### GIVEN PROBLEM
Retype the lines below word for word, beginning at the line that contains "Localize each UI" and stopping after the line that contains "title-bar: Portal/Training Portal".

### SOURCE DATA
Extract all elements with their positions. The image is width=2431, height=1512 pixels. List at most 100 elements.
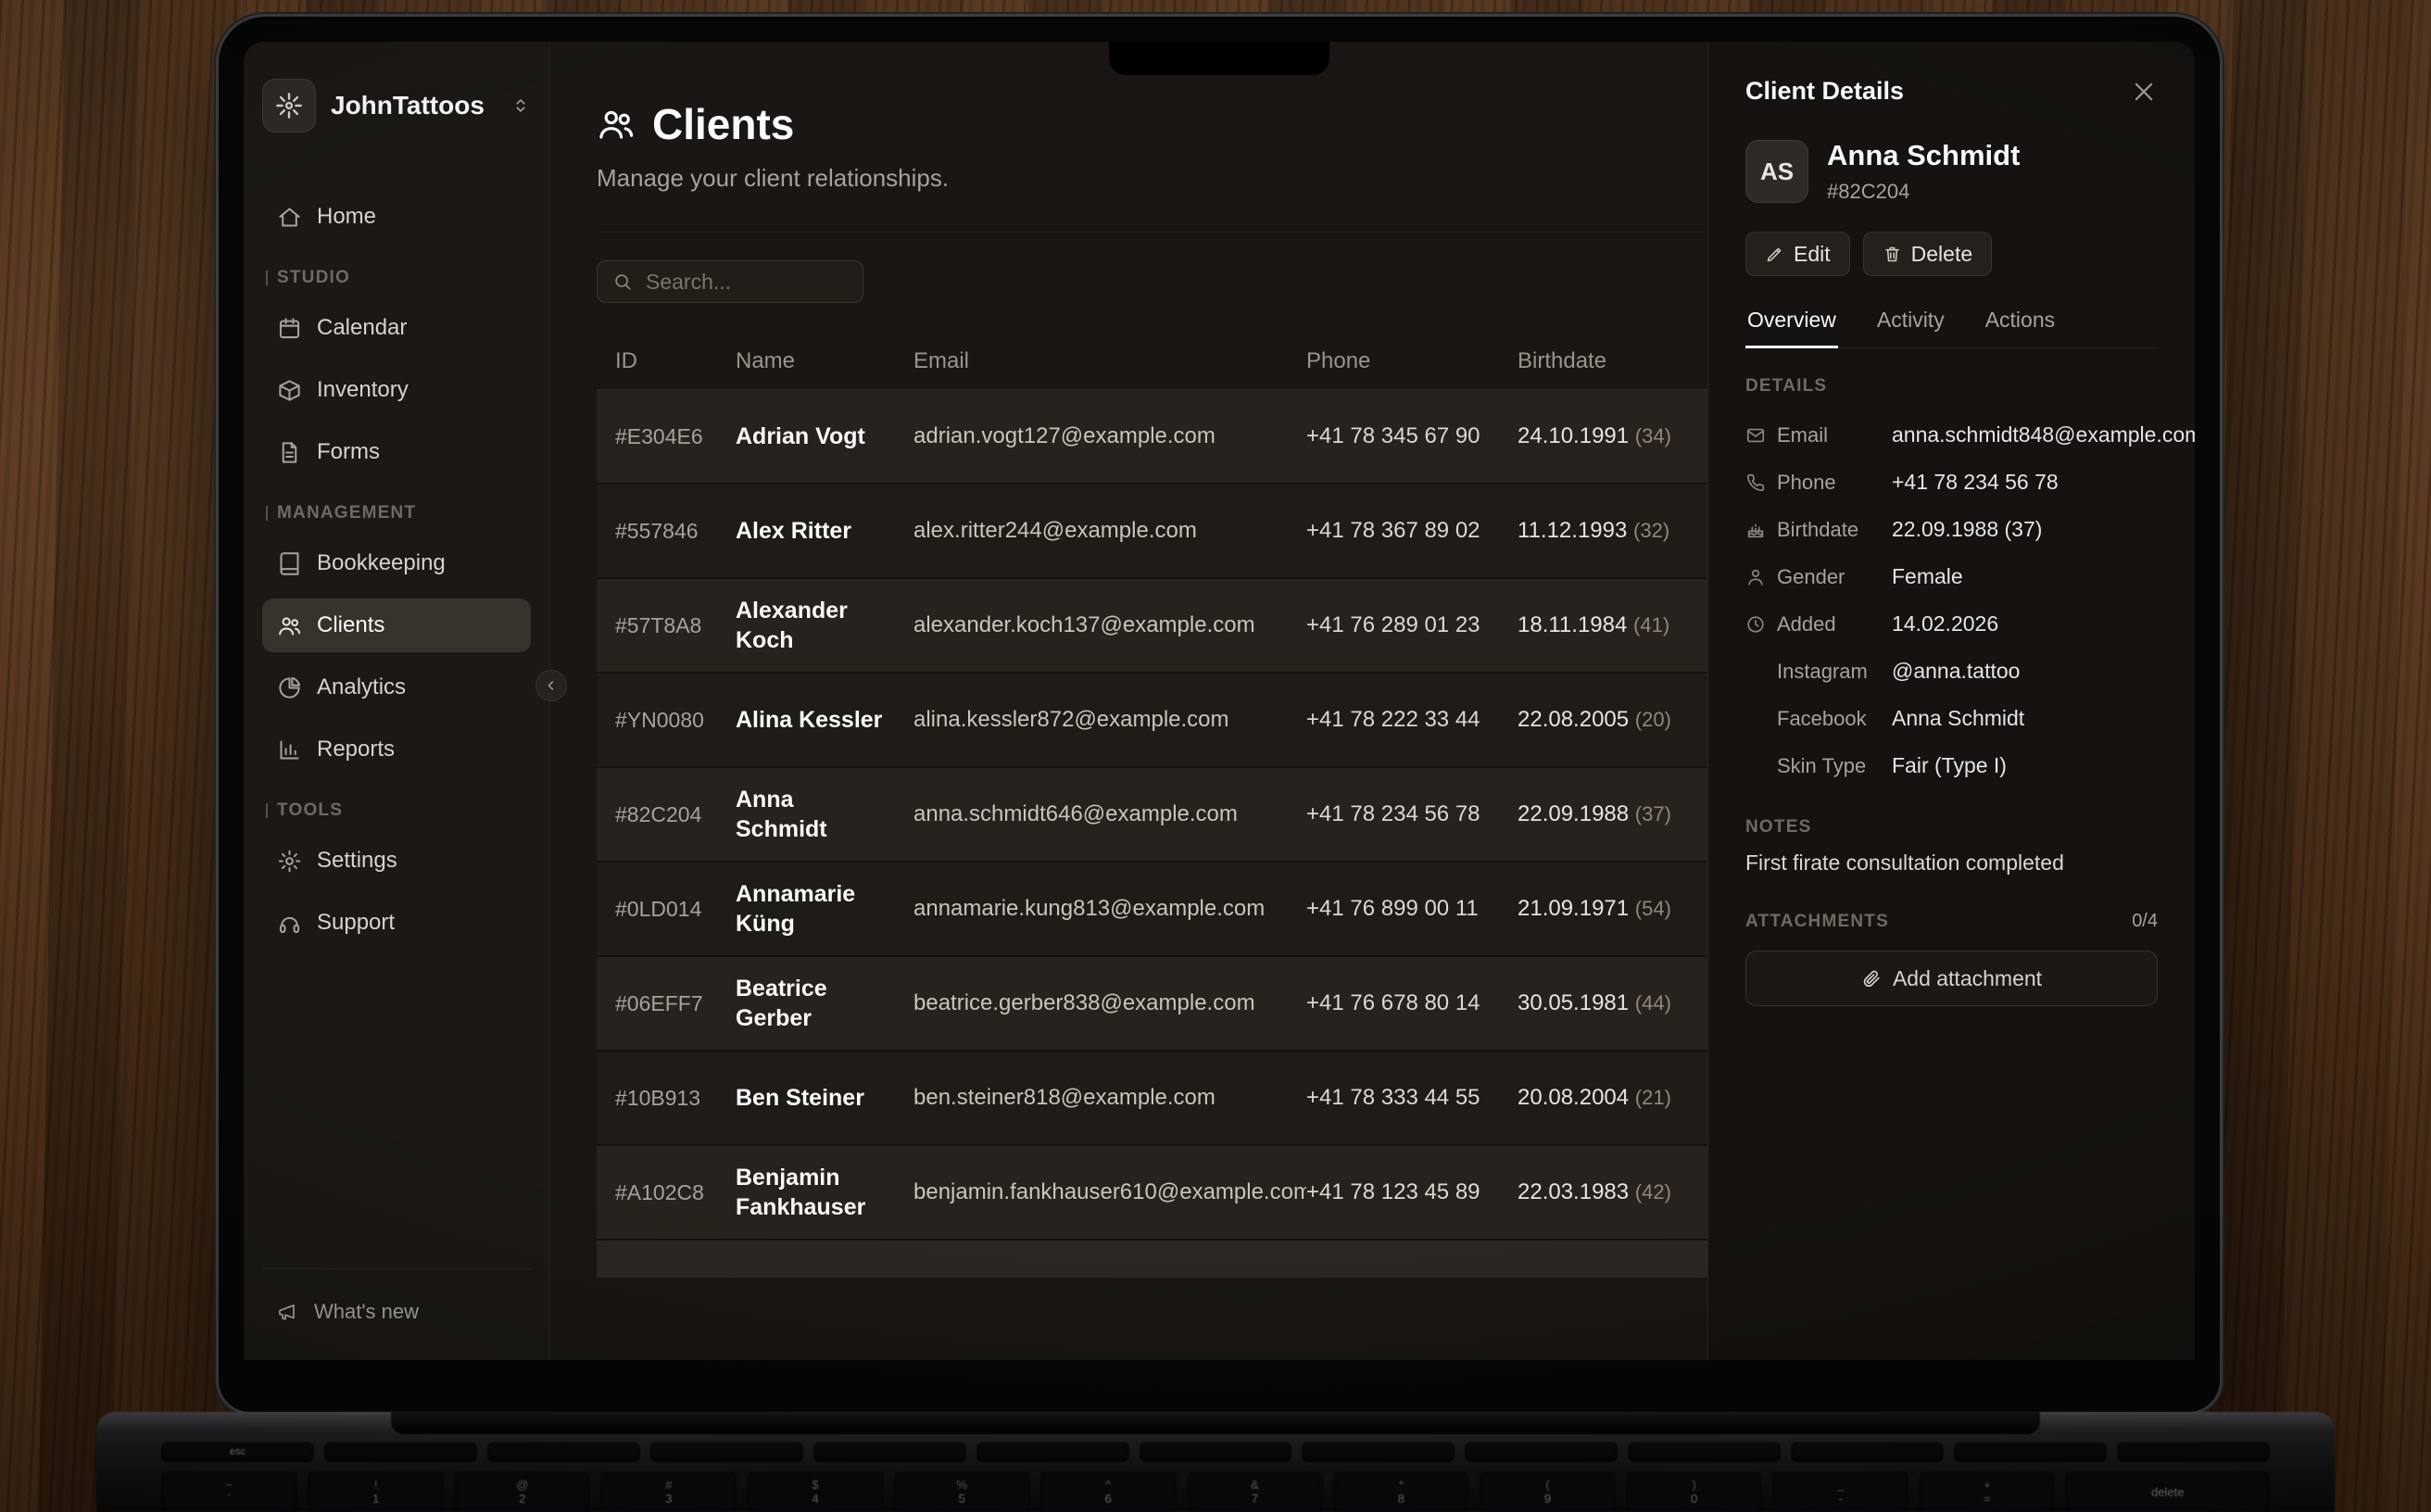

---

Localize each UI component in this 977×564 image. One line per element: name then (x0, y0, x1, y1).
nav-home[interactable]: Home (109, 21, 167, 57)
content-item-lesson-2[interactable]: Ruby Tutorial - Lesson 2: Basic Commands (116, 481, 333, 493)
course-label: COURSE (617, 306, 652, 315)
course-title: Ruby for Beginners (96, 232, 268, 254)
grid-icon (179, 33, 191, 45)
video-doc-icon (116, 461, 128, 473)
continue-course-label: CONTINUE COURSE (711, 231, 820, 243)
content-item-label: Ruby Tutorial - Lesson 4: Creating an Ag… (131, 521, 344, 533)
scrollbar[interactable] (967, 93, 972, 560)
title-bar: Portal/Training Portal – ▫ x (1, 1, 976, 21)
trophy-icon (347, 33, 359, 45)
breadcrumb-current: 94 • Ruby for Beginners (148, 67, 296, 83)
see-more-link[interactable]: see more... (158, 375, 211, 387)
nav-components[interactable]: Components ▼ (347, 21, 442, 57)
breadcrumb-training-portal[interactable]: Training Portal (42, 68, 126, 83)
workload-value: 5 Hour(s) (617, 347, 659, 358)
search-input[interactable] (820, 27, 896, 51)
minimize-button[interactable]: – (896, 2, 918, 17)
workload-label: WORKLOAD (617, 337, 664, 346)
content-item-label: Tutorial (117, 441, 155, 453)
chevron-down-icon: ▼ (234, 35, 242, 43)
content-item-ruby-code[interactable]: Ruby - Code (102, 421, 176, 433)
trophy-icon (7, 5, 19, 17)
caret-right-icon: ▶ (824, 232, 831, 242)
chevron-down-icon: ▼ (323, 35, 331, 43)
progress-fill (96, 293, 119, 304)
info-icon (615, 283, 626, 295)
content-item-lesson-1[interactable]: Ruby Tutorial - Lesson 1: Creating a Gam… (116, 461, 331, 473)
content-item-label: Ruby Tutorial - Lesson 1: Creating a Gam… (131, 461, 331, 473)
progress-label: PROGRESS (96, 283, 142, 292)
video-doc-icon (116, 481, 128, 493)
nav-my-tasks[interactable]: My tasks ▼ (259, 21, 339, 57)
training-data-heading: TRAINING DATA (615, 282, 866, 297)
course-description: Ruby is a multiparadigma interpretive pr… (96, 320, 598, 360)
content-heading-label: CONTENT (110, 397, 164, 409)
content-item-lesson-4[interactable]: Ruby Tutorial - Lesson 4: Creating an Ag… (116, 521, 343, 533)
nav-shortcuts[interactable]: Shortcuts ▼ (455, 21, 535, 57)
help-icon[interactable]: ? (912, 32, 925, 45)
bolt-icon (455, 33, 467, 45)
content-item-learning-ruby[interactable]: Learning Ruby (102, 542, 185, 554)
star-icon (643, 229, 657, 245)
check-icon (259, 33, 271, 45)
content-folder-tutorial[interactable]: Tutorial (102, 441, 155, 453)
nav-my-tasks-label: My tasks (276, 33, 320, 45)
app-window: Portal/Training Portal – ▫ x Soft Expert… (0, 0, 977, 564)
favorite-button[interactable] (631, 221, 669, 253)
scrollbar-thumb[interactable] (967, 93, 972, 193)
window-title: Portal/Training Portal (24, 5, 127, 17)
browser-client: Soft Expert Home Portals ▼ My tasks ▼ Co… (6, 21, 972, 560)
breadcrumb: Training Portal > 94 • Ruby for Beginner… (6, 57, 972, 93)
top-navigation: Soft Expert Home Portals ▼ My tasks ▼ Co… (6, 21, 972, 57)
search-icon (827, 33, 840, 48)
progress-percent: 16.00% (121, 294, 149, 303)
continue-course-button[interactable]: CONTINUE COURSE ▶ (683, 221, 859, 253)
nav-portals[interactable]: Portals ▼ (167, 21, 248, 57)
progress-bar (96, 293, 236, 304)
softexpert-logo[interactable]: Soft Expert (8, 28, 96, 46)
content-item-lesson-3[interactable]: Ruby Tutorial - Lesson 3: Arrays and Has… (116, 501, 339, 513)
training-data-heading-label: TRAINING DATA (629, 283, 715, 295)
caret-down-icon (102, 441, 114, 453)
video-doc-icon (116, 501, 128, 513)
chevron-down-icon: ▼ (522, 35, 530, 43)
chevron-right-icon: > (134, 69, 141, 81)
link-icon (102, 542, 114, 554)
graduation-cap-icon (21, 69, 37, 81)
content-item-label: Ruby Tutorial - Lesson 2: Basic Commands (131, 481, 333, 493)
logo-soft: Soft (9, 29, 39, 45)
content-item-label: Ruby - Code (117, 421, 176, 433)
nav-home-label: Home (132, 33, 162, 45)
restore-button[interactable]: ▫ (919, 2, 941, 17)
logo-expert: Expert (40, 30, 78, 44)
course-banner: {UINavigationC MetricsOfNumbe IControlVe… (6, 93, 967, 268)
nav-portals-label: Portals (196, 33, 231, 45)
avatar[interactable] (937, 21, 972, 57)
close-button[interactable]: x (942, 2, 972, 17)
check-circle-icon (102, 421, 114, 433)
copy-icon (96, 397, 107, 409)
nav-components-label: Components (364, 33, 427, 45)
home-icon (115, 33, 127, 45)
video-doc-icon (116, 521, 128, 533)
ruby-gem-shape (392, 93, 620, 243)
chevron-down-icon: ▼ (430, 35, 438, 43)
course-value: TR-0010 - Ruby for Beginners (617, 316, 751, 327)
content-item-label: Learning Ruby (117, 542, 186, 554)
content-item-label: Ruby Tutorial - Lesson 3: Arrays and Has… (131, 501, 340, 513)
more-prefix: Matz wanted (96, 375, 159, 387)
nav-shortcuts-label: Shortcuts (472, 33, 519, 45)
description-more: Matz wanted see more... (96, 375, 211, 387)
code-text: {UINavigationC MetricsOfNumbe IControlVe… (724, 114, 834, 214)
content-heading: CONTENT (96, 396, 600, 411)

### COMPLETE OUTPUT
Localize each UI component in this 977×564 image. One line per element: name then (x0, y0, x1, y1).
nav-home[interactable]: Home (109, 21, 167, 57)
content-item-lesson-2[interactable]: Ruby Tutorial - Lesson 2: Basic Commands (116, 481, 333, 493)
course-label: COURSE (617, 306, 652, 315)
course-title: Ruby for Beginners (96, 232, 268, 254)
grid-icon (179, 33, 191, 45)
video-doc-icon (116, 461, 128, 473)
continue-course-label: CONTINUE COURSE (711, 231, 820, 243)
content-item-label: Ruby Tutorial - Lesson 4: Creating an Ag… (131, 521, 344, 533)
scrollbar[interactable] (967, 93, 972, 560)
title-bar: Portal/Training Portal – ▫ x (1, 1, 976, 21)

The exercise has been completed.